GIVEN REQUEST. Render every entry exactly as it appears.

━━━━━━

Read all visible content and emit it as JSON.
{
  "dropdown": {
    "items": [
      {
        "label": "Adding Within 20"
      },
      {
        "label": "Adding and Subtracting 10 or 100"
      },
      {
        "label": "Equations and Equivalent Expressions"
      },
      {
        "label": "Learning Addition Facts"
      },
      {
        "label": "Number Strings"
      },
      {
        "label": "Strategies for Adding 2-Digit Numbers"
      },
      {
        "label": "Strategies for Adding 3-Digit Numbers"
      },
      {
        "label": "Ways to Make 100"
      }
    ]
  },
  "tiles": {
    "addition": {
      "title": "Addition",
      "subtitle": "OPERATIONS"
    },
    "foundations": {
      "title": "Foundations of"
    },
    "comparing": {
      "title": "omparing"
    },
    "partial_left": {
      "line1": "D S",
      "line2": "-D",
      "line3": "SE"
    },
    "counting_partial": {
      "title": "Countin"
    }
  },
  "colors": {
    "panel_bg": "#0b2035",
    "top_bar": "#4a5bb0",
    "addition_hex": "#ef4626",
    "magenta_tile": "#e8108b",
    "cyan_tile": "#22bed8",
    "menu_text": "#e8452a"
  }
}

━━━━━━

SOLUTION TO THIS PROBLEM.
Read all visible content and emit it as JSON.
{
  "dropdown": {
    "items": [
      {
        "label": "Adding Within 20"
      },
      {
        "label": "Adding and Subtracting 10 or 100"
      },
      {
        "label": "Equations and Equivalent Expressions"
      },
      {
        "label": "Learning Addition Facts"
      },
      {
        "label": "Number Strings"
      },
      {
        "label": "Strategies for Adding 2-Digit Numbers"
      },
      {
        "label": "Strategies for Adding 3-Digit Numbers"
      },
      {
        "label": "Ways to Make 100"
      }
    ]
  },
  "tiles": {
    "addition": {
      "title": "Addition",
      "subtitle": "OPERATIONS"
    },
    "foundations": {
      "title": "Foundations of"
    },
    "comparing": {
      "title": "omparing"
    },
    "partial_left": {
      "line1": "D S",
      "line2": "-D",
      "line3": "SE"
    },
    "counting_partial": {
      "title": "Countin"
    }
  },
  "colors": {
    "panel_bg": "#0b2035",
    "top_bar": "#4a5bb0",
    "addition_hex": "#ef4626",
    "magenta_tile": "#e8108b",
    "cyan_tile": "#22bed8",
    "menu_text": "#e8452a"
  }
}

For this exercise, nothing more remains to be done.